## Exercise brief
Every line of the records below should be restated exactly.

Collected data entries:
# # # #

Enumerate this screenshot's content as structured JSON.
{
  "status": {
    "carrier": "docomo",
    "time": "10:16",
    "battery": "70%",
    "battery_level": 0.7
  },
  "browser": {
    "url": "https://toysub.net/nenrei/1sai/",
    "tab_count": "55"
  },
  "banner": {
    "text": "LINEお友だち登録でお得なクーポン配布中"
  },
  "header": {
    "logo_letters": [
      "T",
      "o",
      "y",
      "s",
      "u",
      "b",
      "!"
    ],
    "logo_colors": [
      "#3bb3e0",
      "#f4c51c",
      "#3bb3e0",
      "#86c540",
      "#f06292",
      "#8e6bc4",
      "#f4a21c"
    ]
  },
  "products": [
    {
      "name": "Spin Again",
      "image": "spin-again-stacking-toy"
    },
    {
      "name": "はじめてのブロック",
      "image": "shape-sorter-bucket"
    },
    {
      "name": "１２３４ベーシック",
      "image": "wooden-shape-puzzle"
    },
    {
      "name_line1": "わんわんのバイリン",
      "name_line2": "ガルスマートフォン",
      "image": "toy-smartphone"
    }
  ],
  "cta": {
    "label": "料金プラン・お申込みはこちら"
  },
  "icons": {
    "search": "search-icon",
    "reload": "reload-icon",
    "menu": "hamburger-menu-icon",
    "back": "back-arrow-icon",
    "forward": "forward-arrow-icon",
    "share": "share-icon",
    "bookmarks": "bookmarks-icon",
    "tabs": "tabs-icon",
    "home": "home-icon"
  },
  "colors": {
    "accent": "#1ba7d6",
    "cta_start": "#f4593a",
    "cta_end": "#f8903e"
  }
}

# # # #

## Result below
Enumerate this screenshot's content as structured JSON.
{
  "status": {
    "carrier": "docomo",
    "time": "10:16",
    "battery": "70%",
    "battery_level": 0.7
  },
  "browser": {
    "url": "https://toysub.net/nenrei/1sai/",
    "tab_count": "55"
  },
  "banner": {
    "text": "LINEお友だち登録でお得なクーポン配布中"
  },
  "header": {
    "logo_letters": [
      "T",
      "o",
      "y",
      "s",
      "u",
      "b",
      "!"
    ],
    "logo_colors": [
      "#3bb3e0",
      "#f4c51c",
      "#3bb3e0",
      "#86c540",
      "#f06292",
      "#8e6bc4",
      "#f4a21c"
    ]
  },
  "products": [
    {
      "name": "Spin Again",
      "image": "spin-again-stacking-toy"
    },
    {
      "name": "はじめてのブロック",
      "image": "shape-sorter-bucket"
    },
    {
      "name": "１２３４ベーシック",
      "image": "wooden-shape-puzzle"
    },
    {
      "name_line1": "わんわんのバイリン",
      "name_line2": "ガルスマートフォン",
      "image": "toy-smartphone"
    }
  ],
  "cta": {
    "label": "料金プラン・お申込みはこちら"
  },
  "icons": {
    "search": "search-icon",
    "reload": "reload-icon",
    "menu": "hamburger-menu-icon",
    "back": "back-arrow-icon",
    "forward": "forward-arrow-icon",
    "share": "share-icon",
    "bookmarks": "bookmarks-icon",
    "tabs": "tabs-icon",
    "home": "home-icon"
  },
  "colors": {
    "accent": "#1ba7d6",
    "cta_start": "#f4593a",
    "cta_end": "#f8903e"
  }
}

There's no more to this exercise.